- _Written problem_: Can you write out the whole listing exactly?

- _Data to use_:
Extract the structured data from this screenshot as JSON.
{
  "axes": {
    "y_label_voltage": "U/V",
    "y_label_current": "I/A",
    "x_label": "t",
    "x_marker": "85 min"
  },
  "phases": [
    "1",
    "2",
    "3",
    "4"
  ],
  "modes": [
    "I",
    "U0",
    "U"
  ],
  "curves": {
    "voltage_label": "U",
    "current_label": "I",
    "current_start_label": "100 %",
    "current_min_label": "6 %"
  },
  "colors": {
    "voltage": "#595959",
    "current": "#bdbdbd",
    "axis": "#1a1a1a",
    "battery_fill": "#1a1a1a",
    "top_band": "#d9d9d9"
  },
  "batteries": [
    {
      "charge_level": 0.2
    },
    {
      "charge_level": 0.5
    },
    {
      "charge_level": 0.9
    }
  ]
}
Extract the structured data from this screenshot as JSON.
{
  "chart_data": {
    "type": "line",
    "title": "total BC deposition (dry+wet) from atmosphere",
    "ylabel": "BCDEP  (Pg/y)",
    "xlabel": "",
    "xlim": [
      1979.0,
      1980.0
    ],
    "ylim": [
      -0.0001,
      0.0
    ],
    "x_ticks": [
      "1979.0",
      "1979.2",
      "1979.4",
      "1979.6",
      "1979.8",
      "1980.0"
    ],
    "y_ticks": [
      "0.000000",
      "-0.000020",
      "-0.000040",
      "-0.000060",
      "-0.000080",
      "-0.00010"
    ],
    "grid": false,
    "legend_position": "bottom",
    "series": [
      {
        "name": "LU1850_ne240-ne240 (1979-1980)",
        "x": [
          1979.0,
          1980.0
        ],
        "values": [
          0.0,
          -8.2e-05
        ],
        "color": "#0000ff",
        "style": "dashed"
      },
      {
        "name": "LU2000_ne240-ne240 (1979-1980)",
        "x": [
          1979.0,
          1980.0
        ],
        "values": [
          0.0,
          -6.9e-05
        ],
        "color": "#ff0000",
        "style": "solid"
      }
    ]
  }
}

- _Result_:
Extract the structured data from this screenshot as JSON.
{
  "axes": {
    "y_label_voltage": "U/V",
    "y_label_current": "I/A",
    "x_label": "t",
    "x_marker": "85 min"
  },
  "phases": [
    "1",
    "2",
    "3",
    "4"
  ],
  "modes": [
    "I",
    "U0",
    "U"
  ],
  "curves": {
    "voltage_label": "U",
    "current_label": "I",
    "current_start_label": "100 %",
    "current_min_label": "6 %"
  },
  "colors": {
    "voltage": "#595959",
    "current": "#bdbdbd",
    "axis": "#1a1a1a",
    "battery_fill": "#1a1a1a",
    "top_band": "#d9d9d9"
  },
  "batteries": [
    {
      "charge_level": 0.2
    },
    {
      "charge_level": 0.5
    },
    {
      "charge_level": 0.9
    }
  ]
}
Extract the structured data from this screenshot as JSON.
{
  "chart_data": {
    "type": "line",
    "title": "total BC deposition (dry+wet) from atmosphere",
    "ylabel": "BCDEP  (Pg/y)",
    "xlabel": "",
    "xlim": [
      1979.0,
      1980.0
    ],
    "ylim": [
      -0.0001,
      0.0
    ],
    "x_ticks": [
      "1979.0",
      "1979.2",
      "1979.4",
      "1979.6",
      "1979.8",
      "1980.0"
    ],
    "y_ticks": [
      "0.000000",
      "-0.000020",
      "-0.000040",
      "-0.000060",
      "-0.000080",
      "-0.00010"
    ],
    "grid": false,
    "legend_position": "bottom",
    "series": [
      {
        "name": "LU1850_ne240-ne240 (1979-1980)",
        "x": [
          1979.0,
          1980.0
        ],
        "values": [
          0.0,
          -8.2e-05
        ],
        "color": "#0000ff",
        "style": "dashed"
      },
      {
        "name": "LU2000_ne240-ne240 (1979-1980)",
        "x": [
          1979.0,
          1980.0
        ],
        "values": [
          0.0,
          -6.9e-05
        ],
        "color": "#ff0000",
        "style": "solid"
      }
    ]
  }
}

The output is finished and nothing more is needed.